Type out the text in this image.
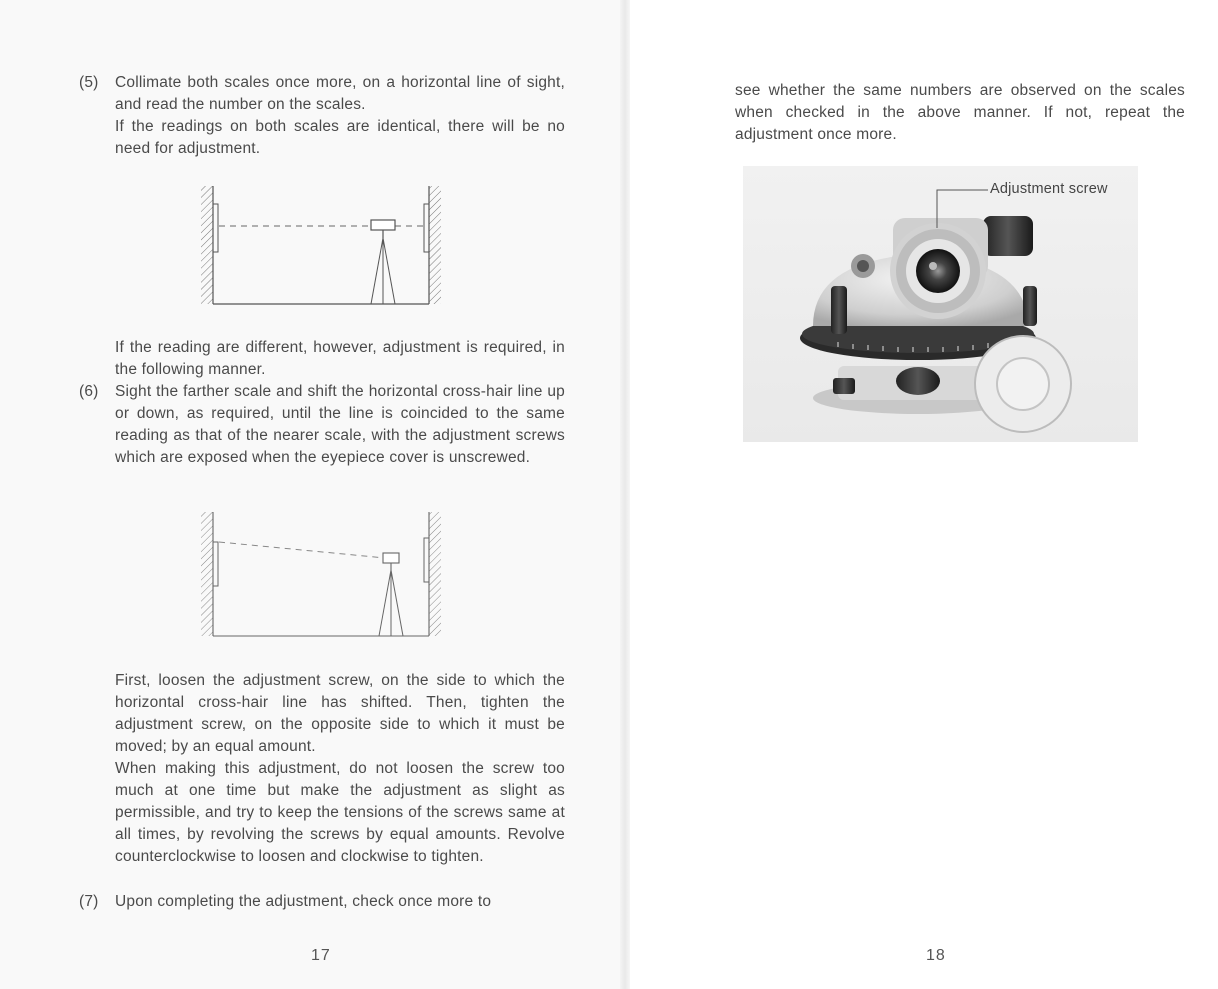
(5) Collimate both scales once more, on a horizontal line of sight, and read the number on the scales.

If the readings on both scales are identical, there will be no need for adjustment.

If the reading are different, however, adjustment is required, in the following manner.

(6) Sight the farther scale and shift the horizontal cross-hair line up or down, as required, until the line is coincided to the same reading as that of the nearer scale, with the adjustment screws which are exposed when the eyepiece cover is unscrewed.

First, loosen the adjustment screw, on the side to which the horizontal cross-hair line has shifted. Then, tighten the adjustment screw, on the opposite side to which it must be moved; by an equal amount.

When making this adjustment, do not loosen the screw too much at one time but make the adjustment as slight as permissible, and try to keep the tensions of the screws same at all times, by revolving the screws by equal amounts. Revolve counterclockwise to loosen and clockwise to tighten.

(7) Upon completing the adjustment, check once more to

17

see whether the same numbers are observed on the scales when checked in the above manner. If not, repeat the adjustment once more.

Adjustment screw
18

•••

▶ [SET PROBLEM]
Write out the records above exactly as they stand, leaving out every picture.

▶ [EXERCISE ANSWER]
Type out the text in this image.
(5) Collimate both scales once more, on a horizontal line of sight, and read the number on the scales.

If the readings on both scales are identical, there will be no need for adjustment.

If the reading are different, however, adjustment is required, in the following manner.

(6) Sight the farther scale and shift the horizontal cross-hair line up or down, as required, until the line is coincided to the same reading as that of the nearer scale, with the adjustment screws which are exposed when the eyepiece cover is unscrewed.

First, loosen the adjustment screw, on the side to which the horizontal cross-hair line has shifted. Then, tighten the adjustment screw, on the opposite side to which it must be moved; by an equal amount.

When making this adjustment, do not loosen the screw too much at one time but make the adjustment as slight as permissible, and try to keep the tensions of the screws same at all times, by revolving the screws by equal amounts. Revolve counterclockwise to loosen and clockwise to tighten.

(7) Upon completing the adjustment, check once more to

17

see whether the same numbers are observed on the scales when checked in the above manner. If not, repeat the adjustment once more.

Adjustment screw
18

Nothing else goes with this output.